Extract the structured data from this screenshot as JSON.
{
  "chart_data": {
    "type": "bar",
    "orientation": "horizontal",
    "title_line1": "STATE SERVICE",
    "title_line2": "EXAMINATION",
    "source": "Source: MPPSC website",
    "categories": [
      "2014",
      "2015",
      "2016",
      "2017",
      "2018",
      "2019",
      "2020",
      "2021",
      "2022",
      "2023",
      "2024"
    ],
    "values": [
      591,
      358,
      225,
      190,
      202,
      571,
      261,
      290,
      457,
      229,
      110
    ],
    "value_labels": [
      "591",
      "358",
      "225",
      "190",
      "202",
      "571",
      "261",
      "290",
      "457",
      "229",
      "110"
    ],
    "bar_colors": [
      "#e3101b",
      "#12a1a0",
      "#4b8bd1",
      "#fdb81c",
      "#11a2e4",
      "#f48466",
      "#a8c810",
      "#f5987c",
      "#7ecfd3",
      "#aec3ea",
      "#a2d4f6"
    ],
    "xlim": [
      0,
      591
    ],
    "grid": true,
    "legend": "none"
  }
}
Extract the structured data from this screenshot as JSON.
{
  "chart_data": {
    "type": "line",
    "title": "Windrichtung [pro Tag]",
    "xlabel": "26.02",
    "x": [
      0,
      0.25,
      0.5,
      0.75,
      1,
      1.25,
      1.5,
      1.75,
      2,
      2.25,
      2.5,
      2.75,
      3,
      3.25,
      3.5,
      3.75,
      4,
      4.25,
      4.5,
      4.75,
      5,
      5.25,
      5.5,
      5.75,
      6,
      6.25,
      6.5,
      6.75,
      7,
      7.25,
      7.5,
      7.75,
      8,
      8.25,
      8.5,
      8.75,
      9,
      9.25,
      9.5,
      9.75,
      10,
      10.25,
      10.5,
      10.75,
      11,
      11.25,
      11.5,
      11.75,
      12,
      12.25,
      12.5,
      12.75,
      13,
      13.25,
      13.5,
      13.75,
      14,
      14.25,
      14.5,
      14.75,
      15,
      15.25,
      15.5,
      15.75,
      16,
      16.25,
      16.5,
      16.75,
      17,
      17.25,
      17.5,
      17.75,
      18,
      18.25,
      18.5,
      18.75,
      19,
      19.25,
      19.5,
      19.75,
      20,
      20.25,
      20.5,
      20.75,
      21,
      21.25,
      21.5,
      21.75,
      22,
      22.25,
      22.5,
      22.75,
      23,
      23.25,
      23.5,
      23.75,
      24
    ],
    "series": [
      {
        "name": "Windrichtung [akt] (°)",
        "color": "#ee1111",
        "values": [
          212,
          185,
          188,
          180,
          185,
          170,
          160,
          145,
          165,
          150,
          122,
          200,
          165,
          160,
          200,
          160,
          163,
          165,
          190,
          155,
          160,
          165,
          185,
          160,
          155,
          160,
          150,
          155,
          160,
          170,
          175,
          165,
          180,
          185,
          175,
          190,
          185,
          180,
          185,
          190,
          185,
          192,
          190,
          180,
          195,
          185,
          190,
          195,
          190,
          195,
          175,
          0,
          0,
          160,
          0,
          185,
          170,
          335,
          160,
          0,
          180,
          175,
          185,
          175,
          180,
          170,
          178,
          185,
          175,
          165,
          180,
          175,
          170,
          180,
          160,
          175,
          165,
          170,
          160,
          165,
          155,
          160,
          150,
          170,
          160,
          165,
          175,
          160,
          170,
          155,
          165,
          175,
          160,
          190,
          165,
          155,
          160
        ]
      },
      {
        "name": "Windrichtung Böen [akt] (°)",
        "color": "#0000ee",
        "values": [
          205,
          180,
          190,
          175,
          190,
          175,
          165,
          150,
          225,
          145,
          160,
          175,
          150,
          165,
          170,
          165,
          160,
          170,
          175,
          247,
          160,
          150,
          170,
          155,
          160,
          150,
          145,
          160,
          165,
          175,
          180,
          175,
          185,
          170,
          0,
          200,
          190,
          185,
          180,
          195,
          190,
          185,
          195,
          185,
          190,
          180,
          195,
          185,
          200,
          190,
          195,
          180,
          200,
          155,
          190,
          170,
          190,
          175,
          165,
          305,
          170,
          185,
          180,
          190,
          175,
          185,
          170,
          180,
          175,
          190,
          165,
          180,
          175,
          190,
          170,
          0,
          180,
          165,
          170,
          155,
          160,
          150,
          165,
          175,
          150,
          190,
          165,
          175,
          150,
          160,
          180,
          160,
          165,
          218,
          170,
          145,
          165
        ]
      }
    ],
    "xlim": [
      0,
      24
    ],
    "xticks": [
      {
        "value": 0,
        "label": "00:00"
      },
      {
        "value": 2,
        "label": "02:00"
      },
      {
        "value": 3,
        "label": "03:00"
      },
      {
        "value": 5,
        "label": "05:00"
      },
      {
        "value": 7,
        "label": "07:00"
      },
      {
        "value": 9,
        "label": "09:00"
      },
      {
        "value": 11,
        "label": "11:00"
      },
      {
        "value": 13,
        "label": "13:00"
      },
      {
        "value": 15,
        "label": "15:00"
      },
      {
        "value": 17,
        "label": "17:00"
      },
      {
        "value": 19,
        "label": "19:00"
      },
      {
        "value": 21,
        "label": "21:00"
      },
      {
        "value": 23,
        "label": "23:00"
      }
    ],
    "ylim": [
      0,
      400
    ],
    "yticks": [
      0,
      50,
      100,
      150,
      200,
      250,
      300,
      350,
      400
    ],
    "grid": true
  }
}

*Required work*.
Filter for "Windrichtung". Return all lines that hold it.

*Solution for this task*.
    "title": "Windrichtung [pro Tag]",
        "name": "Windrichtung [akt] (°)",
        "name": "Windrichtung Böen [akt] (°)",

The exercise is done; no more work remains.